(Extracted records)
= = = = = = =

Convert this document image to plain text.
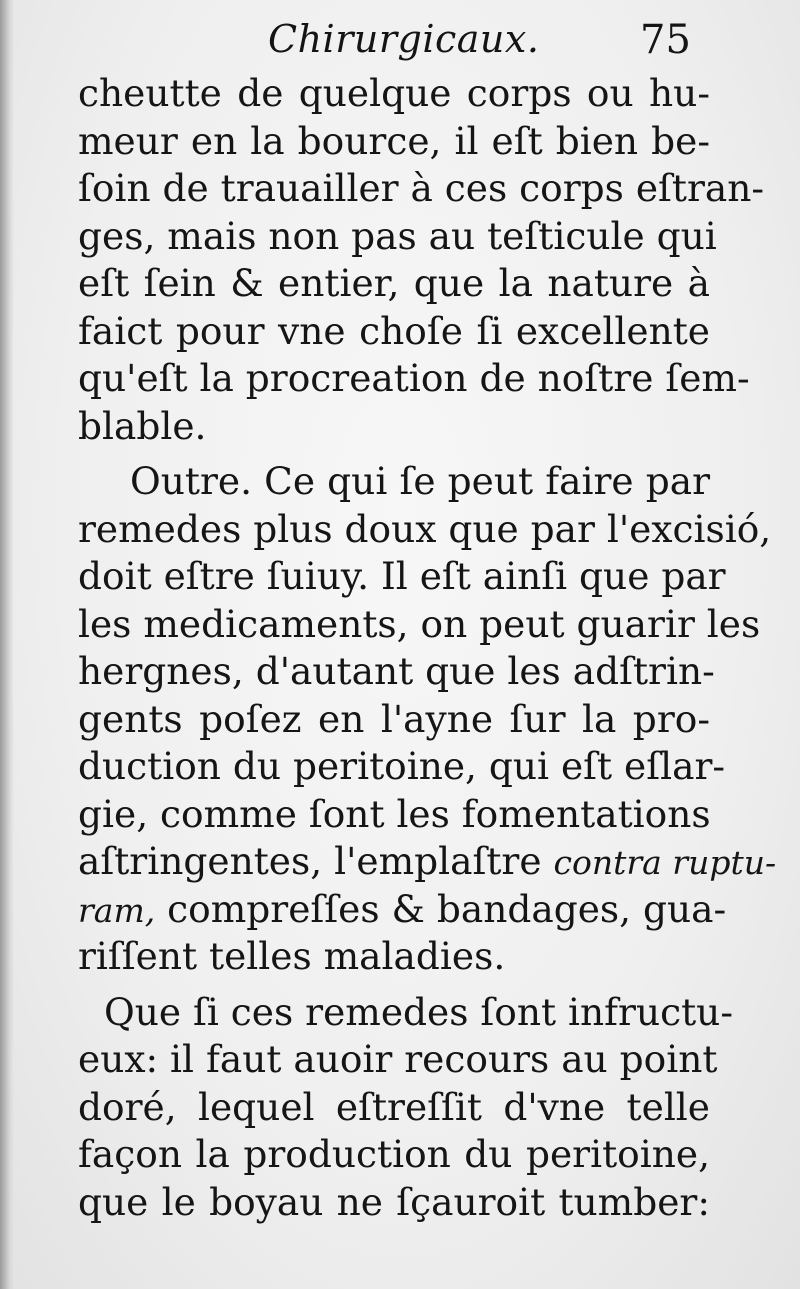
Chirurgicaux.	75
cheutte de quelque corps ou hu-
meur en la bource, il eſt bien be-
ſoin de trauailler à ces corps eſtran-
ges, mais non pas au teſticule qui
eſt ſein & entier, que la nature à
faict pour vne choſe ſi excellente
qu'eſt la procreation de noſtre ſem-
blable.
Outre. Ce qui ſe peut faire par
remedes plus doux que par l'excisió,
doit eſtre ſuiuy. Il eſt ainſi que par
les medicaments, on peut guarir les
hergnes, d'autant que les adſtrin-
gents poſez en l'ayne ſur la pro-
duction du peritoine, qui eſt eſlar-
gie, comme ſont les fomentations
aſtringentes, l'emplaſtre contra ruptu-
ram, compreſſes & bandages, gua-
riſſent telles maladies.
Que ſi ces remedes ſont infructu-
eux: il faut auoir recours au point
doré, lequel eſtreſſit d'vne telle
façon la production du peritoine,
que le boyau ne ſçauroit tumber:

= = = = = = =

§ **Task prompt**: Search the listing for the word "peut". Copy every line in which it occurs.

§ **Worked answer**:
Outre. Ce qui ſe peut faire par
les medicaments, on peut guarir les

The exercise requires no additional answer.